WORK TO BE COMPLETED: Each entry must appear again exactly as it does in the source.

═════ DATASET ENTRIES ═════

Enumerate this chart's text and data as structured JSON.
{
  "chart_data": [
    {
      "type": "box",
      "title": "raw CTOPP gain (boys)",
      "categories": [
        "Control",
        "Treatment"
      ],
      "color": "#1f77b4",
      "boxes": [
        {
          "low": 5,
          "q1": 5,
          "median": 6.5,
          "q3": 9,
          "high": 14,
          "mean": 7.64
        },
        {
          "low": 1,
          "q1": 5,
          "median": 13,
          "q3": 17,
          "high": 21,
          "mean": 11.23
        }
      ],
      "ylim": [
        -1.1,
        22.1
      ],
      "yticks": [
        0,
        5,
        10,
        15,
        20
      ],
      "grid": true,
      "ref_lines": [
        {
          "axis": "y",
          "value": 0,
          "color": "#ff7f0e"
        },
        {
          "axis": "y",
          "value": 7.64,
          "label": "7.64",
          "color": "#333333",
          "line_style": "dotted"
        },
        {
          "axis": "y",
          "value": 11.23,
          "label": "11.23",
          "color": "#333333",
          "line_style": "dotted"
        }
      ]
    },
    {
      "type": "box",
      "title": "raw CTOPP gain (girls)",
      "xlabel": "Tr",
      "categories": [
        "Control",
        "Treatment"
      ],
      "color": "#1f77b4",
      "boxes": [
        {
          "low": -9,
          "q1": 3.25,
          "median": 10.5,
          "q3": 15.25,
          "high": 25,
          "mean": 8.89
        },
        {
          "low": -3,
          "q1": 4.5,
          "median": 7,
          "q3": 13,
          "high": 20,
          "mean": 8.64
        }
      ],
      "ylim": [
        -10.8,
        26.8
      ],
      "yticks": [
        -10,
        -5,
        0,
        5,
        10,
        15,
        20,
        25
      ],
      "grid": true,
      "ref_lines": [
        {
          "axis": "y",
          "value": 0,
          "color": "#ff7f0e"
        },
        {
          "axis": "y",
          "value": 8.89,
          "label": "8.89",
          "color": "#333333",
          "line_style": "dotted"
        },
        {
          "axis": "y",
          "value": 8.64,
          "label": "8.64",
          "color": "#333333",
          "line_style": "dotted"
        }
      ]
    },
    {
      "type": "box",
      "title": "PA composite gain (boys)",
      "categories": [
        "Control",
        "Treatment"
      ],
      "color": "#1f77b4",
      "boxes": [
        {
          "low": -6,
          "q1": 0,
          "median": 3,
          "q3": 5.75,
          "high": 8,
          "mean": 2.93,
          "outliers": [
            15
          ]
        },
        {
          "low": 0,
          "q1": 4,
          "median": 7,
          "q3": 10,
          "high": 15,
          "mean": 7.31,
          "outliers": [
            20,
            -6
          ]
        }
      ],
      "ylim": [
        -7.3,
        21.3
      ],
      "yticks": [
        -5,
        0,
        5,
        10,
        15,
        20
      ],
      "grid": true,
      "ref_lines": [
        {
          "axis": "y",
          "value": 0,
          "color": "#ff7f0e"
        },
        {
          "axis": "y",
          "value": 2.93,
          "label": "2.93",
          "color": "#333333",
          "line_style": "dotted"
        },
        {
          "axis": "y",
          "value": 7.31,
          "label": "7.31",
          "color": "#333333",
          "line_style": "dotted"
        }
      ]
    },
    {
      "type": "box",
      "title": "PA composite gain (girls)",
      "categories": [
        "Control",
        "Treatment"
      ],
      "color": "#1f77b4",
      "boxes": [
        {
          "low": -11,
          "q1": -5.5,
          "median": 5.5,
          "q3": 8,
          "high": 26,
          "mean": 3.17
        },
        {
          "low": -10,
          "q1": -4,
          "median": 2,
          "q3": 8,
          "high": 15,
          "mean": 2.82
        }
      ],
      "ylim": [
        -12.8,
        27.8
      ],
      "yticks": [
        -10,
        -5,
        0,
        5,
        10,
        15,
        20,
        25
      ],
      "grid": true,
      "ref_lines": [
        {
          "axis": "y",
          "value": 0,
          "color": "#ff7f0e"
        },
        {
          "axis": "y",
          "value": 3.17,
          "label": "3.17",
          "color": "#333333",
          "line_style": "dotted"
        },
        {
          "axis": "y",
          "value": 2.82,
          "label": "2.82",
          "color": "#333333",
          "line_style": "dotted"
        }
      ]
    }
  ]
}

═════

EXERCISE ANSWER:
Enumerate this chart's text and data as structured JSON.
{
  "chart_data": [
    {
      "type": "box",
      "title": "raw CTOPP gain (boys)",
      "categories": [
        "Control",
        "Treatment"
      ],
      "color": "#1f77b4",
      "boxes": [
        {
          "low": 5,
          "q1": 5,
          "median": 6.5,
          "q3": 9,
          "high": 14,
          "mean": 7.64
        },
        {
          "low": 1,
          "q1": 5,
          "median": 13,
          "q3": 17,
          "high": 21,
          "mean": 11.23
        }
      ],
      "ylim": [
        -1.1,
        22.1
      ],
      "yticks": [
        0,
        5,
        10,
        15,
        20
      ],
      "grid": true,
      "ref_lines": [
        {
          "axis": "y",
          "value": 0,
          "color": "#ff7f0e"
        },
        {
          "axis": "y",
          "value": 7.64,
          "label": "7.64",
          "color": "#333333",
          "line_style": "dotted"
        },
        {
          "axis": "y",
          "value": 11.23,
          "label": "11.23",
          "color": "#333333",
          "line_style": "dotted"
        }
      ]
    },
    {
      "type": "box",
      "title": "raw CTOPP gain (girls)",
      "xlabel": "Tr",
      "categories": [
        "Control",
        "Treatment"
      ],
      "color": "#1f77b4",
      "boxes": [
        {
          "low": -9,
          "q1": 3.25,
          "median": 10.5,
          "q3": 15.25,
          "high": 25,
          "mean": 8.89
        },
        {
          "low": -3,
          "q1": 4.5,
          "median": 7,
          "q3": 13,
          "high": 20,
          "mean": 8.64
        }
      ],
      "ylim": [
        -10.8,
        26.8
      ],
      "yticks": [
        -10,
        -5,
        0,
        5,
        10,
        15,
        20,
        25
      ],
      "grid": true,
      "ref_lines": [
        {
          "axis": "y",
          "value": 0,
          "color": "#ff7f0e"
        },
        {
          "axis": "y",
          "value": 8.89,
          "label": "8.89",
          "color": "#333333",
          "line_style": "dotted"
        },
        {
          "axis": "y",
          "value": 8.64,
          "label": "8.64",
          "color": "#333333",
          "line_style": "dotted"
        }
      ]
    },
    {
      "type": "box",
      "title": "PA composite gain (boys)",
      "categories": [
        "Control",
        "Treatment"
      ],
      "color": "#1f77b4",
      "boxes": [
        {
          "low": -6,
          "q1": 0,
          "median": 3,
          "q3": 5.75,
          "high": 8,
          "mean": 2.93,
          "outliers": [
            15
          ]
        },
        {
          "low": 0,
          "q1": 4,
          "median": 7,
          "q3": 10,
          "high": 15,
          "mean": 7.31,
          "outliers": [
            20,
            -6
          ]
        }
      ],
      "ylim": [
        -7.3,
        21.3
      ],
      "yticks": [
        -5,
        0,
        5,
        10,
        15,
        20
      ],
      "grid": true,
      "ref_lines": [
        {
          "axis": "y",
          "value": 0,
          "color": "#ff7f0e"
        },
        {
          "axis": "y",
          "value": 2.93,
          "label": "2.93",
          "color": "#333333",
          "line_style": "dotted"
        },
        {
          "axis": "y",
          "value": 7.31,
          "label": "7.31",
          "color": "#333333",
          "line_style": "dotted"
        }
      ]
    },
    {
      "type": "box",
      "title": "PA composite gain (girls)",
      "categories": [
        "Control",
        "Treatment"
      ],
      "color": "#1f77b4",
      "boxes": [
        {
          "low": -11,
          "q1": -5.5,
          "median": 5.5,
          "q3": 8,
          "high": 26,
          "mean": 3.17
        },
        {
          "low": -10,
          "q1": -4,
          "median": 2,
          "q3": 8,
          "high": 15,
          "mean": 2.82
        }
      ],
      "ylim": [
        -12.8,
        27.8
      ],
      "yticks": [
        -10,
        -5,
        0,
        5,
        10,
        15,
        20,
        25
      ],
      "grid": true,
      "ref_lines": [
        {
          "axis": "y",
          "value": 0,
          "color": "#ff7f0e"
        },
        {
          "axis": "y",
          "value": 3.17,
          "label": "3.17",
          "color": "#333333",
          "line_style": "dotted"
        },
        {
          "axis": "y",
          "value": 2.82,
          "label": "2.82",
          "color": "#333333",
          "line_style": "dotted"
        }
      ]
    }
  ]
}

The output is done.